▶ [Written instruction]:
From the listing below, tally the lines that include "Layer". Return only the total.

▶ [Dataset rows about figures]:
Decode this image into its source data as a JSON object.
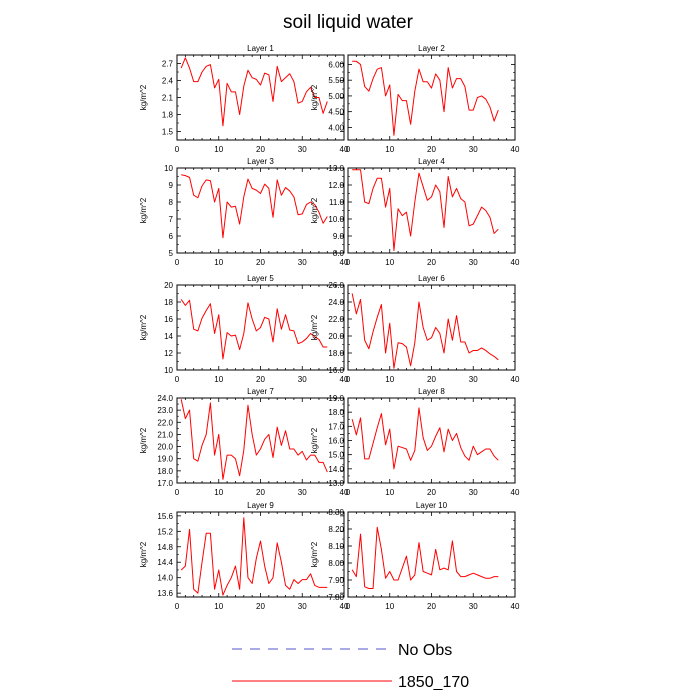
{
  "figure": {
    "title": "soil liquid water",
    "legend": [
      {
        "label": "No Obs",
        "color": "#5555cc",
        "style": "dashed"
      },
      {
        "label": "1850_170",
        "color": "#ff0000",
        "style": "solid"
      }
    ]
  },
  "chart_data": [
    {
      "type": "line",
      "title": "Layer 1",
      "ylabel": "kg/m^2",
      "xlim": [
        0,
        40
      ],
      "ylim": [
        1.35,
        2.85
      ],
      "xticks": [
        0,
        10,
        20,
        30,
        40
      ],
      "yticks": [
        1.5,
        1.8,
        2.1,
        2.4,
        2.7
      ],
      "ytick_labels": [
        "1.5",
        "1.8",
        "2.1",
        "2.4",
        "2.7"
      ],
      "series": [
        {
          "name": "1850_170",
          "color": "#ff0000",
          "x": [
            1,
            2,
            3,
            4,
            5,
            6,
            7,
            8,
            9,
            10,
            11,
            12,
            13,
            14,
            15,
            16,
            17,
            18,
            19,
            20,
            21,
            22,
            23,
            24,
            25,
            26,
            27,
            28,
            29,
            30,
            31,
            32,
            33,
            34,
            35,
            36
          ],
          "y": [
            2.62,
            2.8,
            2.62,
            2.38,
            2.38,
            2.55,
            2.65,
            2.68,
            2.27,
            2.42,
            1.6,
            2.35,
            2.2,
            2.2,
            1.8,
            2.3,
            2.58,
            2.45,
            2.42,
            2.32,
            2.53,
            2.5,
            2.03,
            2.65,
            2.38,
            2.45,
            2.52,
            2.38,
            2.0,
            2.03,
            2.2,
            2.28,
            2.1,
            2.1,
            1.82,
            2.03
          ]
        }
      ]
    },
    {
      "type": "line",
      "title": "Layer 2",
      "ylabel": "kg/m^2",
      "xlim": [
        0,
        40
      ],
      "ylim": [
        3.6,
        6.3
      ],
      "xticks": [
        0,
        10,
        20,
        30,
        40
      ],
      "yticks": [
        4.0,
        4.5,
        5.0,
        5.5,
        6.0
      ],
      "ytick_labels": [
        "4.00",
        "4.50",
        "5.00",
        "5.50",
        "6.00"
      ],
      "series": [
        {
          "name": "1850_170",
          "color": "#ff0000",
          "x": [
            1,
            2,
            3,
            4,
            5,
            6,
            7,
            8,
            9,
            10,
            11,
            12,
            13,
            14,
            15,
            16,
            17,
            18,
            19,
            20,
            21,
            22,
            23,
            24,
            25,
            26,
            27,
            28,
            29,
            30,
            31,
            32,
            33,
            34,
            35,
            36
          ],
          "y": [
            6.1,
            6.1,
            6.0,
            5.3,
            5.15,
            5.55,
            5.85,
            5.9,
            5.0,
            5.35,
            3.75,
            5.05,
            4.85,
            4.85,
            4.1,
            5.15,
            5.85,
            5.45,
            5.45,
            5.25,
            5.7,
            5.5,
            4.5,
            5.9,
            5.25,
            5.55,
            5.55,
            5.3,
            4.55,
            4.55,
            4.95,
            5.0,
            4.9,
            4.65,
            4.2,
            4.55
          ]
        }
      ]
    },
    {
      "type": "line",
      "title": "Layer 3",
      "ylabel": "kg/m^2",
      "xlim": [
        0,
        40
      ],
      "ylim": [
        5,
        10
      ],
      "xticks": [
        0,
        10,
        20,
        30,
        40
      ],
      "yticks": [
        5,
        6,
        7,
        8,
        9,
        10
      ],
      "ytick_labels": [
        "5",
        "6",
        "7",
        "8",
        "9",
        "10"
      ],
      "series": [
        {
          "name": "1850_170",
          "color": "#ff0000",
          "x": [
            1,
            2,
            3,
            4,
            5,
            6,
            7,
            8,
            9,
            10,
            11,
            12,
            13,
            14,
            15,
            16,
            17,
            18,
            19,
            20,
            21,
            22,
            23,
            24,
            25,
            26,
            27,
            28,
            29,
            30,
            31,
            32,
            33,
            34,
            35,
            36
          ],
          "y": [
            9.6,
            9.55,
            9.45,
            8.4,
            8.25,
            8.95,
            9.3,
            9.25,
            8.0,
            8.8,
            5.9,
            8.0,
            7.7,
            7.75,
            6.7,
            8.3,
            9.35,
            8.8,
            8.7,
            8.5,
            9.05,
            8.8,
            7.1,
            9.3,
            8.4,
            8.85,
            8.65,
            8.3,
            7.25,
            7.3,
            7.85,
            8.0,
            7.85,
            7.4,
            6.75,
            7.15
          ]
        }
      ]
    },
    {
      "type": "line",
      "title": "Layer 4",
      "ylabel": "kg/m^2",
      "xlim": [
        0,
        40
      ],
      "ylim": [
        8,
        13
      ],
      "xticks": [
        0,
        10,
        20,
        30,
        40
      ],
      "yticks": [
        8,
        9,
        10,
        11,
        12,
        13
      ],
      "ytick_labels": [
        "8.0",
        "9.0",
        "10.0",
        "11.0",
        "12.0",
        "13.0"
      ],
      "series": [
        {
          "name": "1850_170",
          "color": "#ff0000",
          "x": [
            1,
            2,
            3,
            4,
            5,
            6,
            7,
            8,
            9,
            10,
            11,
            12,
            13,
            14,
            15,
            16,
            17,
            18,
            19,
            20,
            21,
            22,
            23,
            24,
            25,
            26,
            27,
            28,
            29,
            30,
            31,
            32,
            33,
            34,
            35,
            36
          ],
          "y": [
            12.9,
            12.9,
            12.9,
            11.0,
            10.9,
            11.8,
            12.4,
            12.4,
            10.7,
            11.8,
            8.15,
            10.6,
            10.2,
            10.4,
            9.0,
            11.0,
            12.7,
            11.9,
            11.1,
            11.3,
            12.0,
            11.6,
            9.5,
            12.5,
            11.3,
            11.8,
            11.2,
            11.0,
            9.6,
            9.7,
            10.2,
            10.7,
            10.5,
            10.1,
            9.15,
            9.4
          ]
        }
      ]
    },
    {
      "type": "line",
      "title": "Layer 5",
      "ylabel": "kg/m^2",
      "xlim": [
        0,
        40
      ],
      "ylim": [
        10,
        20
      ],
      "xticks": [
        0,
        10,
        20,
        30,
        40
      ],
      "yticks": [
        10,
        12,
        14,
        16,
        18,
        20
      ],
      "ytick_labels": [
        "10",
        "12",
        "14",
        "16",
        "18",
        "20"
      ],
      "series": [
        {
          "name": "1850_170",
          "color": "#ff0000",
          "x": [
            1,
            2,
            3,
            4,
            5,
            6,
            7,
            8,
            9,
            10,
            11,
            12,
            13,
            14,
            15,
            16,
            17,
            18,
            19,
            20,
            21,
            22,
            23,
            24,
            25,
            26,
            27,
            28,
            29,
            30,
            31,
            32,
            33,
            34,
            35,
            36
          ],
          "y": [
            18.3,
            17.6,
            18.2,
            14.8,
            14.6,
            16.1,
            17.0,
            17.8,
            14.3,
            16.5,
            11.3,
            14.4,
            14.0,
            14.1,
            12.4,
            14.3,
            17.9,
            16.0,
            14.6,
            15.0,
            16.2,
            16.0,
            13.3,
            17.2,
            14.8,
            16.5,
            14.7,
            14.6,
            13.1,
            13.3,
            13.7,
            14.3,
            13.9,
            13.6,
            12.7,
            12.7
          ]
        }
      ]
    },
    {
      "type": "line",
      "title": "Layer 6",
      "ylabel": "kg/m^2",
      "xlim": [
        0,
        40
      ],
      "ylim": [
        16,
        26
      ],
      "xticks": [
        0,
        10,
        20,
        30,
        40
      ],
      "yticks": [
        16,
        18,
        20,
        22,
        24,
        26
      ],
      "ytick_labels": [
        "16.0",
        "18.0",
        "20.0",
        "22.0",
        "24.0",
        "26.0"
      ],
      "series": [
        {
          "name": "1850_170",
          "color": "#ff0000",
          "x": [
            1,
            2,
            3,
            4,
            5,
            6,
            7,
            8,
            9,
            10,
            11,
            12,
            13,
            14,
            15,
            16,
            17,
            18,
            19,
            20,
            21,
            22,
            23,
            24,
            25,
            26,
            27,
            28,
            29,
            30,
            31,
            32,
            33,
            34,
            35,
            36
          ],
          "y": [
            25.0,
            22.6,
            24.3,
            19.5,
            18.5,
            20.5,
            22.2,
            23.7,
            18.0,
            21.5,
            16.2,
            19.2,
            19.1,
            18.7,
            16.5,
            19.2,
            24.0,
            21.0,
            19.5,
            19.8,
            21.0,
            20.3,
            18.0,
            22.0,
            19.5,
            22.4,
            19.3,
            19.3,
            18.0,
            18.3,
            18.3,
            18.6,
            18.3,
            17.9,
            17.6,
            17.2
          ]
        }
      ]
    },
    {
      "type": "line",
      "title": "Layer 7",
      "ylabel": "kg/m^2",
      "xlim": [
        0,
        40
      ],
      "ylim": [
        17,
        24
      ],
      "xticks": [
        0,
        10,
        20,
        30,
        40
      ],
      "yticks": [
        17,
        18,
        19,
        20,
        21,
        22,
        23,
        24
      ],
      "ytick_labels": [
        "17.0",
        "18.0",
        "19.0",
        "20.0",
        "21.0",
        "22.0",
        "23.0",
        "24.0"
      ],
      "series": [
        {
          "name": "1850_170",
          "color": "#ff0000",
          "x": [
            1,
            2,
            3,
            4,
            5,
            6,
            7,
            8,
            9,
            10,
            11,
            12,
            13,
            14,
            15,
            16,
            17,
            18,
            19,
            20,
            21,
            22,
            23,
            24,
            25,
            26,
            27,
            28,
            29,
            30,
            31,
            32,
            33,
            34,
            35,
            36
          ],
          "y": [
            23.9,
            22.3,
            23.0,
            19.0,
            18.8,
            20.1,
            21.0,
            23.6,
            19.3,
            21.0,
            17.3,
            19.3,
            19.3,
            19.0,
            17.6,
            19.7,
            23.4,
            21.0,
            19.3,
            19.8,
            20.6,
            21.0,
            19.1,
            21.6,
            20.1,
            21.3,
            19.8,
            19.8,
            19.3,
            19.6,
            18.9,
            19.3,
            19.3,
            18.7,
            18.7,
            17.9
          ]
        }
      ]
    },
    {
      "type": "line",
      "title": "Layer 8",
      "ylabel": "kg/m^2",
      "xlim": [
        0,
        40
      ],
      "ylim": [
        13,
        19
      ],
      "xticks": [
        0,
        10,
        20,
        30,
        40
      ],
      "yticks": [
        13,
        14,
        15,
        16,
        17,
        18,
        19
      ],
      "ytick_labels": [
        "13.0",
        "14.0",
        "15.0",
        "16.0",
        "17.0",
        "18.0",
        "19.0"
      ],
      "series": [
        {
          "name": "1850_170",
          "color": "#ff0000",
          "x": [
            1,
            2,
            3,
            4,
            5,
            6,
            7,
            8,
            9,
            10,
            11,
            12,
            13,
            14,
            15,
            16,
            17,
            18,
            19,
            20,
            21,
            22,
            23,
            24,
            25,
            26,
            27,
            28,
            29,
            30,
            31,
            32,
            33,
            34,
            35,
            36
          ],
          "y": [
            17.5,
            16.4,
            17.6,
            14.7,
            14.7,
            15.8,
            16.9,
            17.9,
            15.7,
            16.8,
            14.0,
            15.6,
            15.5,
            15.4,
            14.6,
            15.3,
            18.3,
            16.2,
            15.3,
            15.6,
            16.3,
            16.9,
            15.2,
            16.8,
            16.0,
            16.5,
            15.5,
            14.9,
            14.6,
            15.6,
            15.0,
            15.2,
            15.4,
            15.4,
            14.9,
            14.6
          ]
        }
      ]
    },
    {
      "type": "line",
      "title": "Layer 9",
      "ylabel": "kg/m^2",
      "xlim": [
        0,
        40
      ],
      "ylim": [
        13.5,
        15.7
      ],
      "xticks": [
        0,
        10,
        20,
        30,
        40
      ],
      "yticks": [
        13.6,
        14.0,
        14.4,
        14.8,
        15.2,
        15.6
      ],
      "ytick_labels": [
        "13.6",
        "14.0",
        "14.4",
        "14.8",
        "15.2",
        "15.6"
      ],
      "series": [
        {
          "name": "1850_170",
          "color": "#ff0000",
          "x": [
            1,
            2,
            3,
            4,
            5,
            6,
            7,
            8,
            9,
            10,
            11,
            12,
            13,
            14,
            15,
            16,
            17,
            18,
            19,
            20,
            21,
            22,
            23,
            24,
            25,
            26,
            27,
            28,
            29,
            30,
            31,
            32,
            33,
            34,
            35,
            36
          ],
          "y": [
            14.2,
            14.3,
            15.25,
            13.7,
            13.6,
            14.4,
            15.15,
            15.15,
            13.7,
            14.2,
            13.55,
            13.8,
            14.0,
            14.3,
            13.7,
            15.55,
            14.0,
            13.85,
            14.5,
            14.95,
            14.3,
            13.85,
            14.0,
            14.9,
            14.4,
            13.8,
            13.7,
            13.95,
            13.85,
            13.95,
            13.95,
            14.1,
            13.8,
            13.75,
            13.75,
            13.75
          ]
        }
      ]
    },
    {
      "type": "line",
      "title": "Layer 10",
      "ylabel": "kg/m^2",
      "xlim": [
        0,
        40
      ],
      "ylim": [
        7.8,
        8.3
      ],
      "xticks": [
        0,
        10,
        20,
        30,
        40
      ],
      "yticks": [
        7.8,
        7.9,
        8.0,
        8.1,
        8.2,
        8.3
      ],
      "ytick_labels": [
        "7.80",
        "7.90",
        "8.00",
        "8.10",
        "8.20",
        "8.30"
      ],
      "series": [
        {
          "name": "1850_170",
          "color": "#ff0000",
          "x": [
            1,
            2,
            3,
            4,
            5,
            6,
            7,
            8,
            9,
            10,
            11,
            12,
            13,
            14,
            15,
            16,
            17,
            18,
            19,
            20,
            21,
            22,
            23,
            24,
            25,
            26,
            27,
            28,
            29,
            30,
            31,
            32,
            33,
            34,
            35,
            36
          ],
          "y": [
            7.96,
            7.92,
            8.17,
            7.86,
            7.85,
            7.85,
            8.21,
            8.08,
            7.91,
            7.95,
            7.9,
            7.9,
            7.97,
            8.04,
            7.9,
            7.93,
            8.12,
            7.95,
            7.94,
            7.93,
            8.08,
            7.96,
            7.97,
            7.96,
            8.13,
            7.95,
            7.92,
            7.92,
            7.93,
            7.94,
            7.93,
            7.92,
            7.91,
            7.91,
            7.92,
            7.92
          ]
        }
      ]
    }
  ]
}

▶ [Finished exercise]:
10